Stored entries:
-------------------------

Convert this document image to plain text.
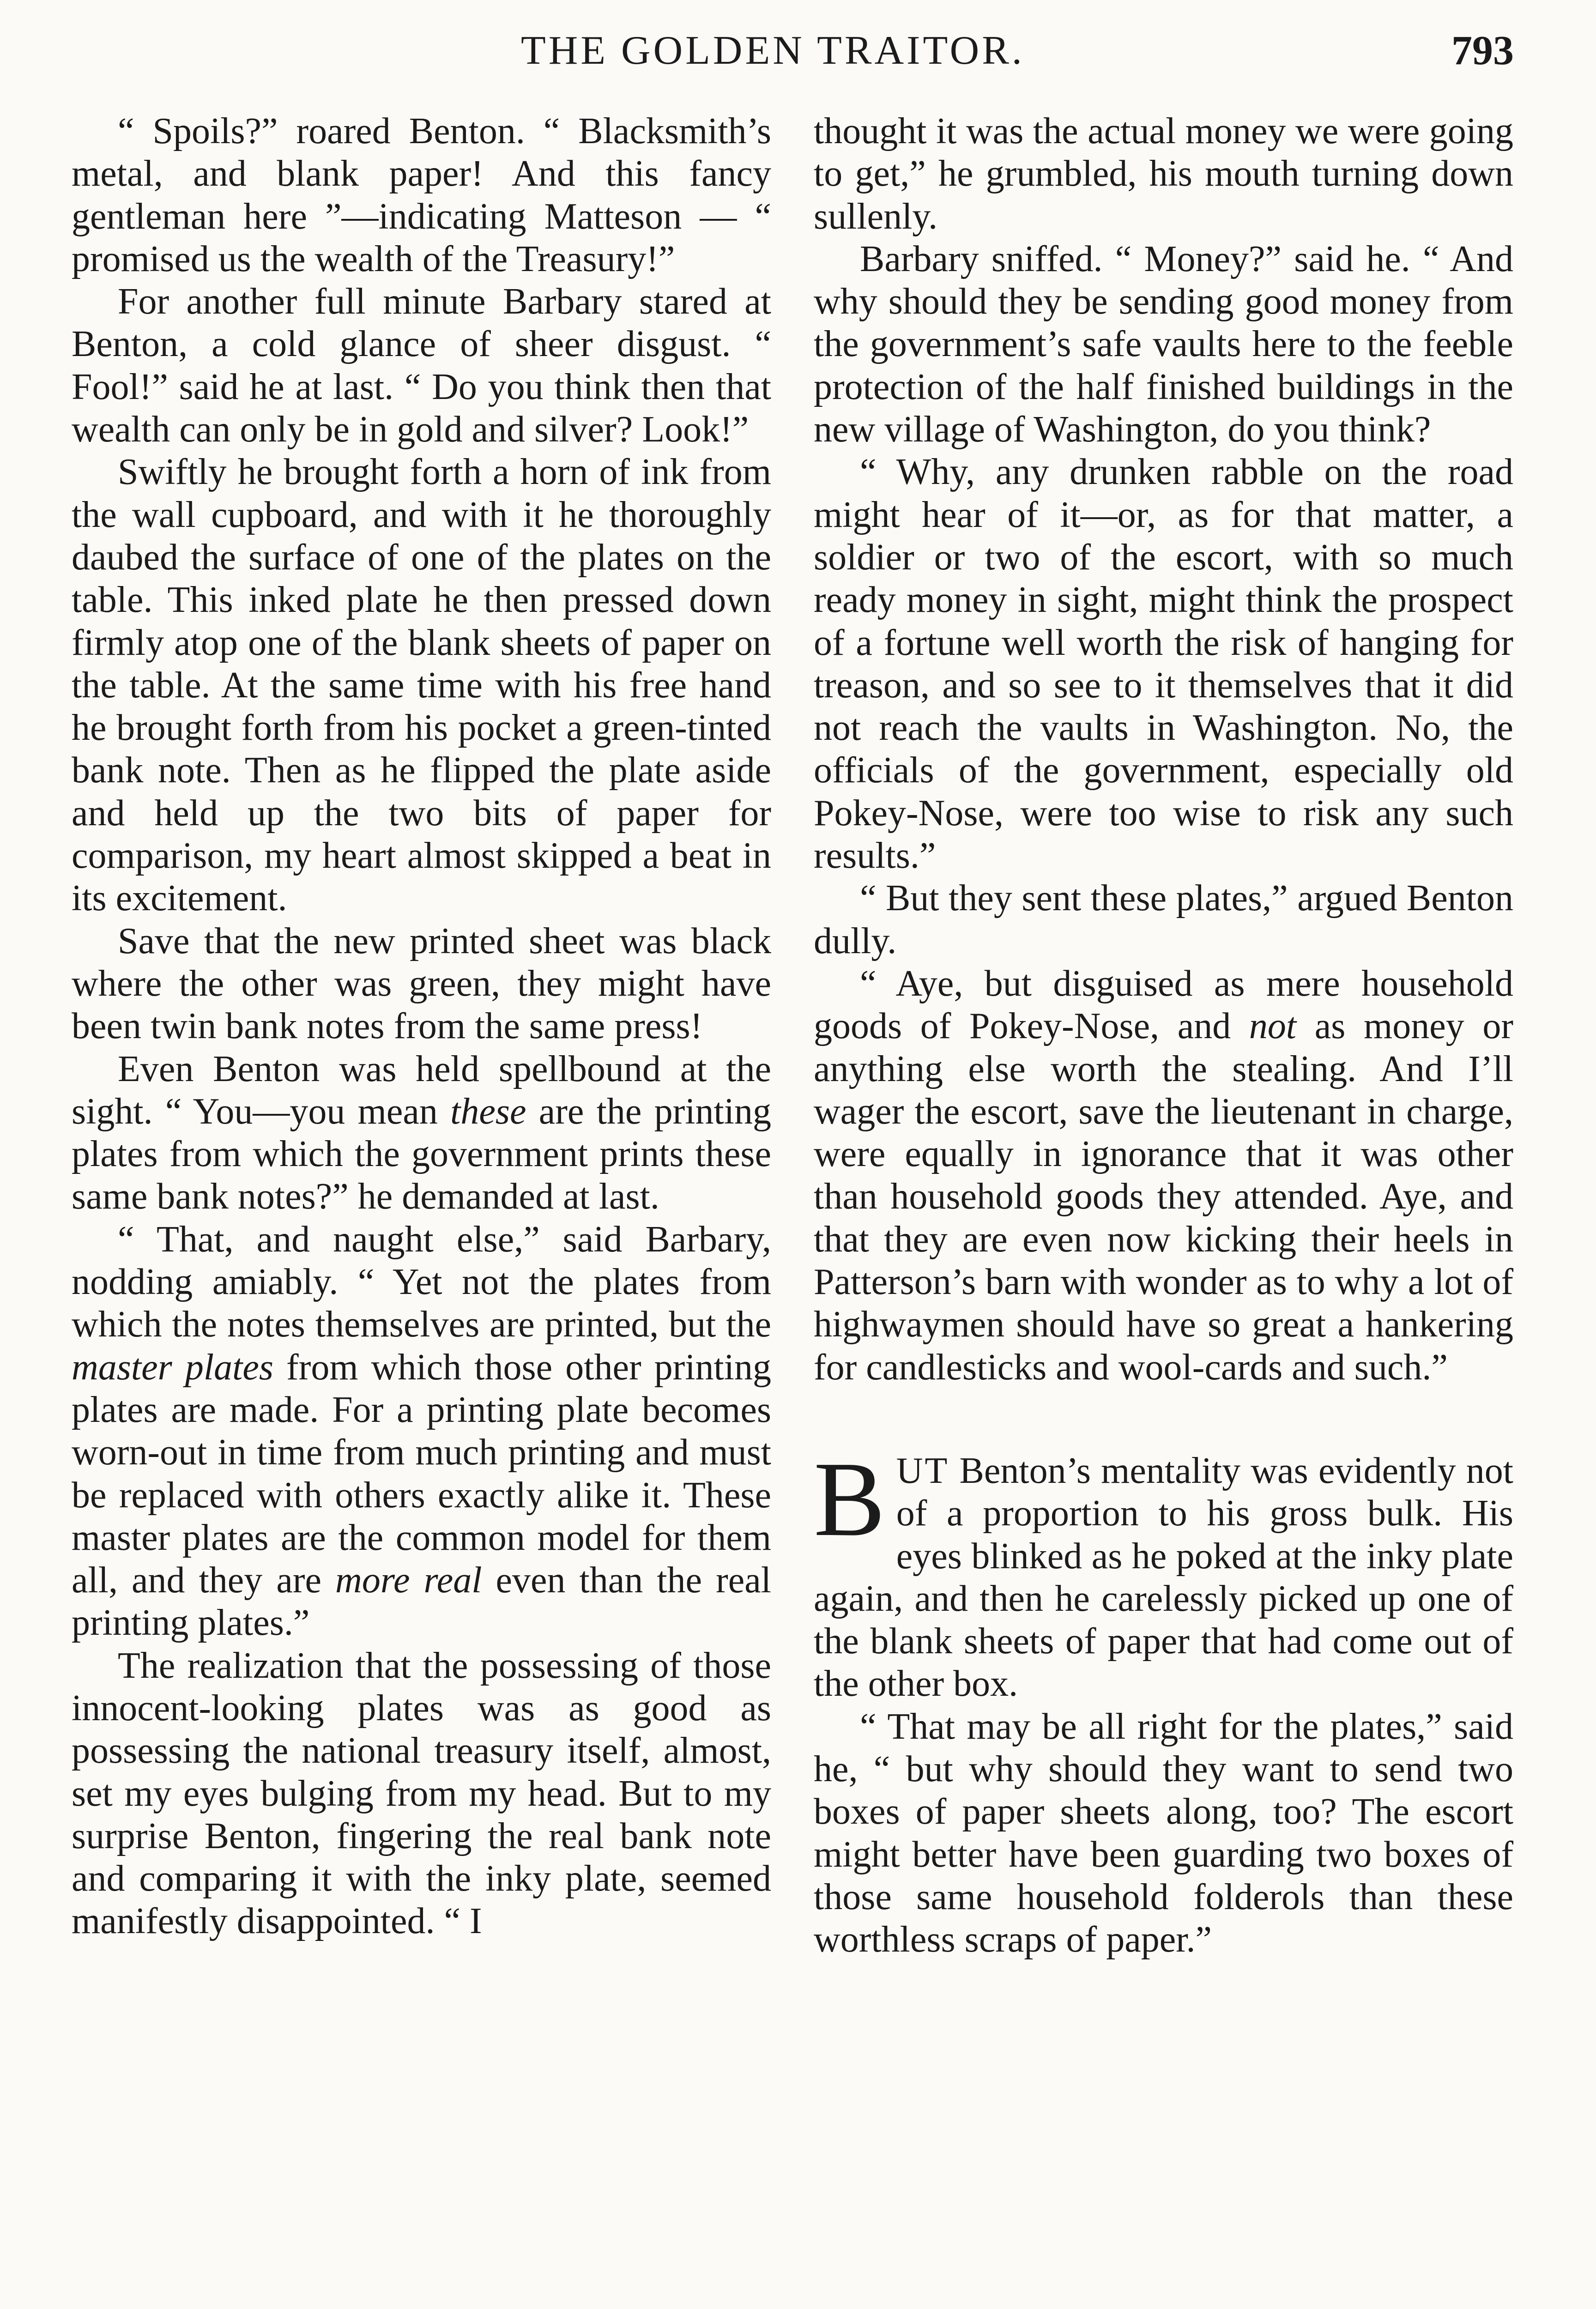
THE GOLDEN TRAITOR.	793

“ Spoils?” roared Benton. “ Blacksmith’s metal, and blank paper! And this fancy gentleman here ”—indicating Matteson — “ promised us the wealth of the Treasury!”

For another full minute Barbary stared at Benton, a cold glance of sheer disgust. “ Fool!” said he at last. “ Do you think then that wealth can only be in gold and silver? Look!”

Swiftly he brought forth a horn of ink from the wall cupboard, and with it he thoroughly daubed the surface of one of the plates on the table. This inked plate he then pressed down firmly atop one of the blank sheets of paper on the table. At the same time with his free hand he brought forth from his pocket a green-tinted bank note. Then as he flipped the plate aside and held up the two bits of paper for comparison, my heart almost skipped a beat in its excitement.

Save that the new printed sheet was black where the other was green, they might have been twin bank notes from the same press!

Even Benton was held spellbound at the sight. “ You—you mean these are the printing plates from which the government prints these same bank notes?” he demanded at last.

“ That, and naught else,” said Barbary, nodding amiably. “ Yet not the plates from which the notes themselves are printed, but the master plates from which those other printing plates are made. For a printing plate becomes worn-out in time from much printing and must be replaced with others exactly alike it. These master plates are the common model for them all, and they are more real even than the real printing plates.”

The realization that the possessing of those innocent-looking plates was as good as possessing the national treasury itself, almost, set my eyes bulging from my head. But to my surprise Benton, fingering the real bank note and comparing it with the inky plate, seemed manifestly disappointed. “ I

thought it was the actual money we were going to get,” he grumbled, his mouth turning down sullenly.

Barbary sniffed. “ Money?” said he. “ And why should they be sending good money from the government’s safe vaults here to the feeble protection of the half finished buildings in the new village of Washington, do you think?

“ Why, any drunken rabble on the road might hear of it—or, as for that matter, a soldier or two of the escort, with so much ready money in sight, might think the prospect of a fortune well worth the risk of hanging for treason, and so see to it themselves that it did not reach the vaults in Washington. No, the officials of the government, especially old Pokey-Nose, were too wise to risk any such results.”

“ But they sent these plates,” argued Benton dully.

“ Aye, but disguised as mere household goods of Pokey-Nose, and not as money or anything else worth the stealing. And I’ll wager the escort, save the lieutenant in charge, were equally in ignorance that it was other than household goods they attended. Aye, and that they are even now kicking their heels in Patterson’s barn with wonder as to why a lot of highwaymen should have so great a hankering for candlesticks and wool-cards and such.”

BUT Benton’s mentality was evidently not of a proportion to his gross bulk. His eyes blinked as he poked at the inky plate again, and then he carelessly picked up one of the blank sheets of paper that had come out of the other box.

“ That may be all right for the plates,” said he, “ but why should they want to send two boxes of paper sheets along, too? The escort might better have been guarding two boxes of those same household folderols than these worthless scraps of paper.”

-------------------------

TO DO: Quote the material in full and exactly; do not carry over its pictures.

SOLUTION TO THIS PROBLEM:
Convert this document image to plain text.
THE GOLDEN TRAITOR.	793

“ Spoils?” roared Benton. “ Blacksmith’s metal, and blank paper! And this fancy gentleman here ”—indicating Matteson — “ promised us the wealth of the Treasury!”

For another full minute Barbary stared at Benton, a cold glance of sheer disgust. “ Fool!” said he at last. “ Do you think then that wealth can only be in gold and silver? Look!”

Swiftly he brought forth a horn of ink from the wall cupboard, and with it he thoroughly daubed the surface of one of the plates on the table. This inked plate he then pressed down firmly atop one of the blank sheets of paper on the table. At the same time with his free hand he brought forth from his pocket a green-tinted bank note. Then as he flipped the plate aside and held up the two bits of paper for comparison, my heart almost skipped a beat in its excitement.

Save that the new printed sheet was black where the other was green, they might have been twin bank notes from the same press!

Even Benton was held spellbound at the sight. “ You—you mean these are the printing plates from which the government prints these same bank notes?” he demanded at last.

“ That, and naught else,” said Barbary, nodding amiably. “ Yet not the plates from which the notes themselves are printed, but the master plates from which those other printing plates are made. For a printing plate becomes worn-out in time from much printing and must be replaced with others exactly alike it. These master plates are the common model for them all, and they are more real even than the real printing plates.”

The realization that the possessing of those innocent-looking plates was as good as possessing the national treasury itself, almost, set my eyes bulging from my head. But to my surprise Benton, fingering the real bank note and comparing it with the inky plate, seemed manifestly disappointed. “ I

thought it was the actual money we were going to get,” he grumbled, his mouth turning down sullenly.

Barbary sniffed. “ Money?” said he. “ And why should they be sending good money from the government’s safe vaults here to the feeble protection of the half finished buildings in the new village of Washington, do you think?

“ Why, any drunken rabble on the road might hear of it—or, as for that matter, a soldier or two of the escort, with so much ready money in sight, might think the prospect of a fortune well worth the risk of hanging for treason, and so see to it themselves that it did not reach the vaults in Washington. No, the officials of the government, especially old Pokey-Nose, were too wise to risk any such results.”

“ But they sent these plates,” argued Benton dully.

“ Aye, but disguised as mere household goods of Pokey-Nose, and not as money or anything else worth the stealing. And I’ll wager the escort, save the lieutenant in charge, were equally in ignorance that it was other than household goods they attended. Aye, and that they are even now kicking their heels in Patterson’s barn with wonder as to why a lot of highwaymen should have so great a hankering for candlesticks and wool-cards and such.”

BUT Benton’s mentality was evidently not of a proportion to his gross bulk. His eyes blinked as he poked at the inky plate again, and then he carelessly picked up one of the blank sheets of paper that had come out of the other box.

“ That may be all right for the plates,” said he, “ but why should they want to send two boxes of paper sheets along, too? The escort might better have been guarding two boxes of those same household folderols than these worthless scraps of paper.”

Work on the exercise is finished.